═════ Records to process
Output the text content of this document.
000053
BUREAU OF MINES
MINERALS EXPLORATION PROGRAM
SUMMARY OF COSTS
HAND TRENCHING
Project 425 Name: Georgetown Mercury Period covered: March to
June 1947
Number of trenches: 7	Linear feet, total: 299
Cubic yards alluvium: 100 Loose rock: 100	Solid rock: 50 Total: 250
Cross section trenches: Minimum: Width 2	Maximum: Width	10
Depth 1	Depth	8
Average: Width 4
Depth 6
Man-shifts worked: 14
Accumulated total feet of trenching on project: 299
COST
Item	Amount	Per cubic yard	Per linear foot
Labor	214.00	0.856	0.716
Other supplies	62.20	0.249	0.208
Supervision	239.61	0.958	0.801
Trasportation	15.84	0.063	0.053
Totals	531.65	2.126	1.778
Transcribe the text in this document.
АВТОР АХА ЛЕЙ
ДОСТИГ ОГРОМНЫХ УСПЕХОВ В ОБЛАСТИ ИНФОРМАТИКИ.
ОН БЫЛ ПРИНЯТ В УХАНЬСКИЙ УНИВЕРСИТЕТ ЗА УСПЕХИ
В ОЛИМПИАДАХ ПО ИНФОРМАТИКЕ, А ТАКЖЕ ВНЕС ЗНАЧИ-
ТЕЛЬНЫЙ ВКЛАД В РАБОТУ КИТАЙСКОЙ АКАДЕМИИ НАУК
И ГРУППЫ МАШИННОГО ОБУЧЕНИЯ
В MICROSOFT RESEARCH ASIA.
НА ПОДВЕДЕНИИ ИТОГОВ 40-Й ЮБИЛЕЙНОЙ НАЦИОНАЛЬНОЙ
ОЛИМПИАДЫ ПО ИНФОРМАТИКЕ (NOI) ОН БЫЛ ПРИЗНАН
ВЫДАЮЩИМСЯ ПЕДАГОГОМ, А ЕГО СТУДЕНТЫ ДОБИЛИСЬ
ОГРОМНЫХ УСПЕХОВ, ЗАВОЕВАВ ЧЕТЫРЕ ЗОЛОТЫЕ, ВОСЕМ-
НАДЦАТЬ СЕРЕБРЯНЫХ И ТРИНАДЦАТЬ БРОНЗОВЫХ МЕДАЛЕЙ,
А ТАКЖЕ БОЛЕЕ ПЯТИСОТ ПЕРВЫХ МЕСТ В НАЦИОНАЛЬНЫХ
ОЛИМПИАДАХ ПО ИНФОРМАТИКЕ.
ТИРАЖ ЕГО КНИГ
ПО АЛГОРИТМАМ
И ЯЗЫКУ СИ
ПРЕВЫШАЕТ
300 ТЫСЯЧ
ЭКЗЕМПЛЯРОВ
══════════
▶ [Exercise prompt]: Extract the listing in its entirety and repeat it exactly.

▶ [Output]:
Output the text content of this document.
000053
BUREAU OF MINES
MINERALS EXPLORATION PROGRAM
SUMMARY OF COSTS
HAND TRENCHING
Project 425 Name: Georgetown Mercury Period covered: March to
June 1947
Number of trenches: 7	Linear feet, total: 299
Cubic yards alluvium: 100 Loose rock: 100	Solid rock: 50 Total: 250
Cross section trenches: Minimum: Width 2	Maximum: Width	10
Depth 1	Depth	8
Average: Width 4
Depth 6
Man-shifts worked: 14
Accumulated total feet of trenching on project: 299
COST
Item	Amount	Per cubic yard	Per linear foot
Labor	214.00	0.856	0.716
Other supplies	62.20	0.249	0.208
Supervision	239.61	0.958	0.801
Trasportation	15.84	0.063	0.053
Totals	531.65	2.126	1.778
Transcribe the text in this document.
АВТОР АХА ЛЕЙ
ДОСТИГ ОГРОМНЫХ УСПЕХОВ В ОБЛАСТИ ИНФОРМАТИКИ.
ОН БЫЛ ПРИНЯТ В УХАНЬСКИЙ УНИВЕРСИТЕТ ЗА УСПЕХИ
В ОЛИМПИАДАХ ПО ИНФОРМАТИКЕ, А ТАКЖЕ ВНЕС ЗНАЧИ-
ТЕЛЬНЫЙ ВКЛАД В РАБОТУ КИТАЙСКОЙ АКАДЕМИИ НАУК
И ГРУППЫ МАШИННОГО ОБУЧЕНИЯ
В MICROSOFT RESEARCH ASIA.
НА ПОДВЕДЕНИИ ИТОГОВ 40-Й ЮБИЛЕЙНОЙ НАЦИОНАЛЬНОЙ
ОЛИМПИАДЫ ПО ИНФОРМАТИКЕ (NOI) ОН БЫЛ ПРИЗНАН
ВЫДАЮЩИМСЯ ПЕДАГОГОМ, А ЕГО СТУДЕНТЫ ДОБИЛИСЬ
ОГРОМНЫХ УСПЕХОВ, ЗАВОЕВАВ ЧЕТЫРЕ ЗОЛОТЫЕ, ВОСЕМ-
НАДЦАТЬ СЕРЕБРЯНЫХ И ТРИНАДЦАТЬ БРОНЗОВЫХ МЕДАЛЕЙ,
А ТАКЖЕ БОЛЕЕ ПЯТИСОТ ПЕРВЫХ МЕСТ В НАЦИОНАЛЬНЫХ
ОЛИМПИАДАХ ПО ИНФОРМАТИКЕ.
ТИРАЖ ЕГО КНИГ
ПО АЛГОРИТМАМ
И ЯЗЫКУ СИ
ПРЕВЫШАЕТ
300 ТЫСЯЧ
ЭКЗЕМПЛЯРОВ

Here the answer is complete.